**Set exercise:** Return a copy of every line in the records that includes the word "true".
>> begin Provided data
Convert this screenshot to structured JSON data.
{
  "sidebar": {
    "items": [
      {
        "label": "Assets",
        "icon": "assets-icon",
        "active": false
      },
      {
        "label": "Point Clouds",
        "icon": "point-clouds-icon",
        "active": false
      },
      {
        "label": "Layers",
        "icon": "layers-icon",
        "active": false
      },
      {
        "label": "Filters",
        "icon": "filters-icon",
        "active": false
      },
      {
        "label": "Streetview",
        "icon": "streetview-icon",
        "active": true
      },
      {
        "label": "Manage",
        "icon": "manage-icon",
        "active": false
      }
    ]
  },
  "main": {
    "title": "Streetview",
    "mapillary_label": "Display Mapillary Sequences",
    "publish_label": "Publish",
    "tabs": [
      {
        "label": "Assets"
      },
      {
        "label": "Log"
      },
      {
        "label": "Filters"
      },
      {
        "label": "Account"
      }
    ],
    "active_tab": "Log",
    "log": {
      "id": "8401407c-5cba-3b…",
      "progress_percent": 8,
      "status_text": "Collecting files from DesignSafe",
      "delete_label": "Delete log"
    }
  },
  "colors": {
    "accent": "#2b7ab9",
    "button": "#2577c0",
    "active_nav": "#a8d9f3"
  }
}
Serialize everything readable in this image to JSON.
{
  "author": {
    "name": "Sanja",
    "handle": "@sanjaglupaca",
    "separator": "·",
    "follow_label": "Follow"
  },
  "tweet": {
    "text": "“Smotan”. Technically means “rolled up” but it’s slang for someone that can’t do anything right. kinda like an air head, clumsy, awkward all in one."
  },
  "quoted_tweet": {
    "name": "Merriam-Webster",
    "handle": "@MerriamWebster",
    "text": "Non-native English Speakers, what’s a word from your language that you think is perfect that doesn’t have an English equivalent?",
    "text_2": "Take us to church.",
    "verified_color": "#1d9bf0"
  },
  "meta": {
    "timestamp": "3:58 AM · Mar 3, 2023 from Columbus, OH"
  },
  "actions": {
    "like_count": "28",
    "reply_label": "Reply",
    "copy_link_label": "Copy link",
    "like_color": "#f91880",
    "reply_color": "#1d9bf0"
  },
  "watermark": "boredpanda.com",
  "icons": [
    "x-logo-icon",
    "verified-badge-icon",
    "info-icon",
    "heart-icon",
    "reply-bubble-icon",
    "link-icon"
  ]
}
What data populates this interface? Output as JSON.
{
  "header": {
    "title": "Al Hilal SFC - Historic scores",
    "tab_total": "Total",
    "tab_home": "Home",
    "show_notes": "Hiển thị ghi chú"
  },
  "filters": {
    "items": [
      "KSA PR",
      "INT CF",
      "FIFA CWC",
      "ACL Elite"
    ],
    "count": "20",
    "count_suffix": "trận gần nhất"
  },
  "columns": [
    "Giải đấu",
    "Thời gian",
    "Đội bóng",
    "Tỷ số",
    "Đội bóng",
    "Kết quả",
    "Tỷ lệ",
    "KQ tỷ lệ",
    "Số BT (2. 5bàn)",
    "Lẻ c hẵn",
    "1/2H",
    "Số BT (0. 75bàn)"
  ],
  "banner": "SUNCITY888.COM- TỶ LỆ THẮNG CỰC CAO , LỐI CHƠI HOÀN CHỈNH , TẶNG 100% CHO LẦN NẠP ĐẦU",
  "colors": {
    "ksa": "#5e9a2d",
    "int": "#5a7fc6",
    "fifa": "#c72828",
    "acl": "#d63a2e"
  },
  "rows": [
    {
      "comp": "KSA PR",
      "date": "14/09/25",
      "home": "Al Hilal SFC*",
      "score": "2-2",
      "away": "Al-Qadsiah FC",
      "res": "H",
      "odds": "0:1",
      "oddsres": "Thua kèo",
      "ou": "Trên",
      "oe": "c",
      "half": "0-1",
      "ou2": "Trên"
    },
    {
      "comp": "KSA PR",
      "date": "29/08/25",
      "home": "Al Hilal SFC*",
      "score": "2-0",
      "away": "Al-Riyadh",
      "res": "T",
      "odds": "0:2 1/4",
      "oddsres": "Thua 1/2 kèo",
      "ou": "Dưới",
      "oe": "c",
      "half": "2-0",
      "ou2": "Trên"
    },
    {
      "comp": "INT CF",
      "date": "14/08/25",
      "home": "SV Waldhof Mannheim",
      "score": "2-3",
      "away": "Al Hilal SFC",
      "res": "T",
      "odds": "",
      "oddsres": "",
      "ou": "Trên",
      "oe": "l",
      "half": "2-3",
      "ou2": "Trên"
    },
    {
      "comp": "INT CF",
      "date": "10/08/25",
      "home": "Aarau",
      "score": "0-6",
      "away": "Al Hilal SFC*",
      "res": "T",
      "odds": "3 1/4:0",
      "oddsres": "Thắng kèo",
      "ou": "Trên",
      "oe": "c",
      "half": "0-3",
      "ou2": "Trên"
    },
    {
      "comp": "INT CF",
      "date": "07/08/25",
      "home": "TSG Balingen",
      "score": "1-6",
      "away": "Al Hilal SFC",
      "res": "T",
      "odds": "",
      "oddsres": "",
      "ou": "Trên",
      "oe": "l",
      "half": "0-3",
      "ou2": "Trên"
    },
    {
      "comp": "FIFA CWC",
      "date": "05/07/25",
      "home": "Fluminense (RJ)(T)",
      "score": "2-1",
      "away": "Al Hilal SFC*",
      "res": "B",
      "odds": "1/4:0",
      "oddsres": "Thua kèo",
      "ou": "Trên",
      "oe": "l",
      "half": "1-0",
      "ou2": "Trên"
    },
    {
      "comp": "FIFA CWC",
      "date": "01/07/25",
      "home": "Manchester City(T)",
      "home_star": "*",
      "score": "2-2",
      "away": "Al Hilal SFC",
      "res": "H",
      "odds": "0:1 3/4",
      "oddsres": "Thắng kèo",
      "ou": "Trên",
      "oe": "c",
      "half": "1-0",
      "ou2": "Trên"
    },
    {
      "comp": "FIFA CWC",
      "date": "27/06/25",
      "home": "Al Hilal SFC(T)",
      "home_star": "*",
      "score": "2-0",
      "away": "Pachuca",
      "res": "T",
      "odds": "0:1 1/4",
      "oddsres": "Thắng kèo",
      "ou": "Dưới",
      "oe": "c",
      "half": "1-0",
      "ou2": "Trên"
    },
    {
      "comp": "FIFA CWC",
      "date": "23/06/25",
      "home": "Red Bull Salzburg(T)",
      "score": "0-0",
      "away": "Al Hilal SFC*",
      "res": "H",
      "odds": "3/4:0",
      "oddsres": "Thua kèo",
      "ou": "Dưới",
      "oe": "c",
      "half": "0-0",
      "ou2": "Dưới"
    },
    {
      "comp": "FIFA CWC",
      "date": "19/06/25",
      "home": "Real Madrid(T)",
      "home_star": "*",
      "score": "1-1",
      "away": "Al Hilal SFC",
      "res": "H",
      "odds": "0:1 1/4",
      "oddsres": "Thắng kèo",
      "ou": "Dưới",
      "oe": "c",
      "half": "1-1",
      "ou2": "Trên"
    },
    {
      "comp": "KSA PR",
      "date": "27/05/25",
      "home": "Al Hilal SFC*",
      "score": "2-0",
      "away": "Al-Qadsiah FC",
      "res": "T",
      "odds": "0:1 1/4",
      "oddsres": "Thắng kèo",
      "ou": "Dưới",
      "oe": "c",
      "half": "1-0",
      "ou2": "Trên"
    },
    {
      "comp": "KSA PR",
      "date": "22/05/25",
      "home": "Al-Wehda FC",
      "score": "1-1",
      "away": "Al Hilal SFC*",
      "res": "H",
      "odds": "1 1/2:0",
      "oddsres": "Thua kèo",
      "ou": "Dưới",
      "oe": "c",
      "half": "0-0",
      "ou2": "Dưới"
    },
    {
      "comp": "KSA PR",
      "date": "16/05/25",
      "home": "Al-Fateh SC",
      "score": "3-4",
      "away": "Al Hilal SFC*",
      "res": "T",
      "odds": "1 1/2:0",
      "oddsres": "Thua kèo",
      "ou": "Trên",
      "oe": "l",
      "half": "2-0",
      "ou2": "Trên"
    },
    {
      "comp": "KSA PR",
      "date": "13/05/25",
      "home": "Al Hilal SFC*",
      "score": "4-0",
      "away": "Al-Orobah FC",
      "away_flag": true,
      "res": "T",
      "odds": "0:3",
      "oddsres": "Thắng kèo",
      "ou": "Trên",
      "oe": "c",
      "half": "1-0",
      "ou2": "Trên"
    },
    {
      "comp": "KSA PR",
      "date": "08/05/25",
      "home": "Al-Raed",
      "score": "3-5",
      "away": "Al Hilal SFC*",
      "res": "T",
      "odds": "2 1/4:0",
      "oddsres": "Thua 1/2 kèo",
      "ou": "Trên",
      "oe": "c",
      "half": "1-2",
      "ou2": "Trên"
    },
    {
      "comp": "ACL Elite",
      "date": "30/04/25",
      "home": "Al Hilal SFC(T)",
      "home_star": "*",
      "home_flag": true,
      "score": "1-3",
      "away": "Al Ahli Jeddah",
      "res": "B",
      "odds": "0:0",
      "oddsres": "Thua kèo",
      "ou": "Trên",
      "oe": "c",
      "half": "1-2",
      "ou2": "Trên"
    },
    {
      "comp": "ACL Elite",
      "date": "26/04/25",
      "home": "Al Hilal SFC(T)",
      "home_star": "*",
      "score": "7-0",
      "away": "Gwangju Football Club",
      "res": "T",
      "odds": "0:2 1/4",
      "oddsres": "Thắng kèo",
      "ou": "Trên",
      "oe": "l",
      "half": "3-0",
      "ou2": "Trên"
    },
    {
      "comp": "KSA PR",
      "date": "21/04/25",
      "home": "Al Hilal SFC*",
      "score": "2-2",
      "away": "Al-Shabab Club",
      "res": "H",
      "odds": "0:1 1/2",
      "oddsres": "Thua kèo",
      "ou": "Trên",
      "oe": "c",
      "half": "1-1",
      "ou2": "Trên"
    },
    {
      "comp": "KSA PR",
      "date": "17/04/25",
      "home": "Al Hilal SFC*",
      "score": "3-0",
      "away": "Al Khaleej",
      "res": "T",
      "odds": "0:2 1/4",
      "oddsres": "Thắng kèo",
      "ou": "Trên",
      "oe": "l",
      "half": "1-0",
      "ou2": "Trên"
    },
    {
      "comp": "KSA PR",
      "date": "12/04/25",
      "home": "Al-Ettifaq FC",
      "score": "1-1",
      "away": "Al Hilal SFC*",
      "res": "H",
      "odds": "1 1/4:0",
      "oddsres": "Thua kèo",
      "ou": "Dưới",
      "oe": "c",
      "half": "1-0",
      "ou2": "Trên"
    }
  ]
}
>> end Provided data
**Answer to the task:**
        "active": true
      "away_flag": true,
      "home_flag": true,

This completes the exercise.